Items from a dataset:
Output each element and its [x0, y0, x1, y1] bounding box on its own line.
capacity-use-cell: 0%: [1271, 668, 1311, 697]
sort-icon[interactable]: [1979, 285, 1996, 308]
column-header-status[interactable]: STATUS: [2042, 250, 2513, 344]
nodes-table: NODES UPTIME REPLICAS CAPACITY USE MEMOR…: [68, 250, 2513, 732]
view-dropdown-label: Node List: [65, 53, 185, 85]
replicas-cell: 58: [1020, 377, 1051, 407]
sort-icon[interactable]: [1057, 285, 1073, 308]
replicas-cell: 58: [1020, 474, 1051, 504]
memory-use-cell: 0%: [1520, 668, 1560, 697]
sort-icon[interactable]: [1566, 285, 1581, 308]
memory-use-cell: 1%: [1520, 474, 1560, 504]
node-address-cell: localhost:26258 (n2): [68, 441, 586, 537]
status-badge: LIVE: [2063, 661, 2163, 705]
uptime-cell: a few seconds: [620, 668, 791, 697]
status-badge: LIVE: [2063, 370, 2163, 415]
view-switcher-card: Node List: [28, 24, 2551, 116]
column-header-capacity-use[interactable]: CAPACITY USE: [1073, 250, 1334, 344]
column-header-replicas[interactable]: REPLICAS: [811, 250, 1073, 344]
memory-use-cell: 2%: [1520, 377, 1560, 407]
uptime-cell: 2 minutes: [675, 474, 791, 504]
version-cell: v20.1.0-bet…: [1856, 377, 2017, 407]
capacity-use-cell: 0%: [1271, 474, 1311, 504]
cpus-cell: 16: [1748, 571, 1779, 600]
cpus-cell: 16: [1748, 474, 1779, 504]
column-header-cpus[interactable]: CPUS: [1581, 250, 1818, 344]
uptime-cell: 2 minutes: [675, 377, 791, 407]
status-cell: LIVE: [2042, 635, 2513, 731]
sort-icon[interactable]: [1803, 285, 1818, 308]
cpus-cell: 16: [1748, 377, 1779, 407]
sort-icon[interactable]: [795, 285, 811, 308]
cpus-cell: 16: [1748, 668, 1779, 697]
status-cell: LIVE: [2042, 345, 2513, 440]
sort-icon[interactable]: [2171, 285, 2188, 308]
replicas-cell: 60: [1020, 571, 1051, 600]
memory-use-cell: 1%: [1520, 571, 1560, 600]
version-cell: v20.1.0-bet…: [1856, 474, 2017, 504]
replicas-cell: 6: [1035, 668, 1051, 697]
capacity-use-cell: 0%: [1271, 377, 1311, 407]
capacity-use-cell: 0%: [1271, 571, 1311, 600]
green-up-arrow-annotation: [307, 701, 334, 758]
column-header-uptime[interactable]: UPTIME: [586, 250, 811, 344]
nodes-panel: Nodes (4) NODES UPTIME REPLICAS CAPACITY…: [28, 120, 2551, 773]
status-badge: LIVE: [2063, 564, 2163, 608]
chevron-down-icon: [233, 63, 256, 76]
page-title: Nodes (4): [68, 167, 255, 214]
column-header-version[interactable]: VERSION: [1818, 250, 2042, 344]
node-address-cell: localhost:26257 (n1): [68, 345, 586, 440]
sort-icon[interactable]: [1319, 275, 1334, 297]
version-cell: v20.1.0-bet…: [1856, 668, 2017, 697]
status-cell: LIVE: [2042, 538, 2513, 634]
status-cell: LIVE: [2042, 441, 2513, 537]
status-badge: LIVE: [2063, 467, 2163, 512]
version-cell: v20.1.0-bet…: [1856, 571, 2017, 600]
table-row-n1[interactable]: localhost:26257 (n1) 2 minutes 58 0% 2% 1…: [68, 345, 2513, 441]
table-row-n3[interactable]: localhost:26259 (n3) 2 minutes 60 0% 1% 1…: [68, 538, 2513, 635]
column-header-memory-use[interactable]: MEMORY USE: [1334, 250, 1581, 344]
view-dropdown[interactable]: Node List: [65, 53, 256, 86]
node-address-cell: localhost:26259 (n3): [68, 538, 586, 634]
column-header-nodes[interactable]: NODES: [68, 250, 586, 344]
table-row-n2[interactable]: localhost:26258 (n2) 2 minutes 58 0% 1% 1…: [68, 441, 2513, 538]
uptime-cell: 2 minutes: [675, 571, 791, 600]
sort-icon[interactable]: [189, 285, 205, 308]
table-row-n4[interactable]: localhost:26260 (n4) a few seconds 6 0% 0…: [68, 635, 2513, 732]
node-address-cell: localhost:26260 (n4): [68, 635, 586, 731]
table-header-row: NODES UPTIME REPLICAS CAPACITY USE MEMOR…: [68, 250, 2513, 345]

## WHAT YOU ARE ASKED TO DO
Copy every line of the entries above, reproducing each one precisely.

## SOLUTION TO THE PROBLEM
Output each element and its [x0, y0, x1, y1] bounding box on its own line.
capacity-use-cell: 0%: [1271, 668, 1311, 697]
sort-icon[interactable]: [1979, 285, 1996, 308]
column-header-status[interactable]: STATUS: [2042, 250, 2513, 344]
nodes-table: NODES UPTIME REPLICAS CAPACITY USE MEMOR…: [68, 250, 2513, 732]
view-dropdown-label: Node List: [65, 53, 185, 85]
replicas-cell: 58: [1020, 377, 1051, 407]
sort-icon[interactable]: [1057, 285, 1073, 308]
replicas-cell: 58: [1020, 474, 1051, 504]
memory-use-cell: 0%: [1520, 668, 1560, 697]
sort-icon[interactable]: [1566, 285, 1581, 308]
memory-use-cell: 1%: [1520, 474, 1560, 504]
node-address-cell: localhost:26258 (n2): [68, 441, 586, 537]
status-badge: LIVE: [2063, 661, 2163, 705]
uptime-cell: a few seconds: [620, 668, 791, 697]
status-badge: LIVE: [2063, 370, 2163, 415]
view-switcher-card: Node List: [28, 24, 2551, 116]
column-header-capacity-use[interactable]: CAPACITY USE: [1073, 250, 1334, 344]
column-header-replicas[interactable]: REPLICAS: [811, 250, 1073, 344]
memory-use-cell: 2%: [1520, 377, 1560, 407]
uptime-cell: 2 minutes: [675, 474, 791, 504]
version-cell: v20.1.0-bet…: [1856, 377, 2017, 407]
capacity-use-cell: 0%: [1271, 474, 1311, 504]
cpus-cell: 16: [1748, 571, 1779, 600]
cpus-cell: 16: [1748, 474, 1779, 504]
column-header-cpus[interactable]: CPUS: [1581, 250, 1818, 344]
uptime-cell: 2 minutes: [675, 377, 791, 407]
status-cell: LIVE: [2042, 635, 2513, 731]
sort-icon[interactable]: [1803, 285, 1818, 308]
cpus-cell: 16: [1748, 377, 1779, 407]
sort-icon[interactable]: [795, 285, 811, 308]
cpus-cell: 16: [1748, 668, 1779, 697]
status-cell: LIVE: [2042, 345, 2513, 440]
sort-icon[interactable]: [2171, 285, 2188, 308]
replicas-cell: 60: [1020, 571, 1051, 600]
memory-use-cell: 1%: [1520, 571, 1560, 600]
version-cell: v20.1.0-bet…: [1856, 474, 2017, 504]
replicas-cell: 6: [1035, 668, 1051, 697]
capacity-use-cell: 0%: [1271, 377, 1311, 407]
capacity-use-cell: 0%: [1271, 571, 1311, 600]
green-up-arrow-annotation: [307, 701, 334, 758]
column-header-uptime[interactable]: UPTIME: [586, 250, 811, 344]
nodes-panel: Nodes (4) NODES UPTIME REPLICAS CAPACITY…: [28, 120, 2551, 773]
status-badge: LIVE: [2063, 564, 2163, 608]
chevron-down-icon: [233, 63, 256, 76]
page-title: Nodes (4): [68, 167, 255, 214]
column-header-version[interactable]: VERSION: [1818, 250, 2042, 344]
node-address-cell: localhost:26257 (n1): [68, 345, 586, 440]
sort-icon[interactable]: [1319, 275, 1334, 297]
version-cell: v20.1.0-bet…: [1856, 668, 2017, 697]
status-cell: LIVE: [2042, 538, 2513, 634]
status-cell: LIVE: [2042, 441, 2513, 537]
status-badge: LIVE: [2063, 467, 2163, 512]
version-cell: v20.1.0-bet…: [1856, 571, 2017, 600]
table-row-n1[interactable]: localhost:26257 (n1) 2 minutes 58 0% 2% 1…: [68, 345, 2513, 441]
table-row-n3[interactable]: localhost:26259 (n3) 2 minutes 60 0% 1% 1…: [68, 538, 2513, 635]
column-header-memory-use[interactable]: MEMORY USE: [1334, 250, 1581, 344]
view-dropdown[interactable]: Node List: [65, 53, 256, 86]
node-address-cell: localhost:26259 (n3): [68, 538, 586, 634]
column-header-nodes[interactable]: NODES: [68, 250, 586, 344]
table-row-n2[interactable]: localhost:26258 (n2) 2 minutes 58 0% 1% 1…: [68, 441, 2513, 538]
uptime-cell: 2 minutes: [675, 571, 791, 600]
sort-icon[interactable]: [189, 285, 205, 308]
table-row-n4[interactable]: localhost:26260 (n4) a few seconds 6 0% 0…: [68, 635, 2513, 732]
node-address-cell: localhost:26260 (n4): [68, 635, 586, 731]
table-header-row: NODES UPTIME REPLICAS CAPACITY USE MEMOR…: [68, 250, 2513, 345]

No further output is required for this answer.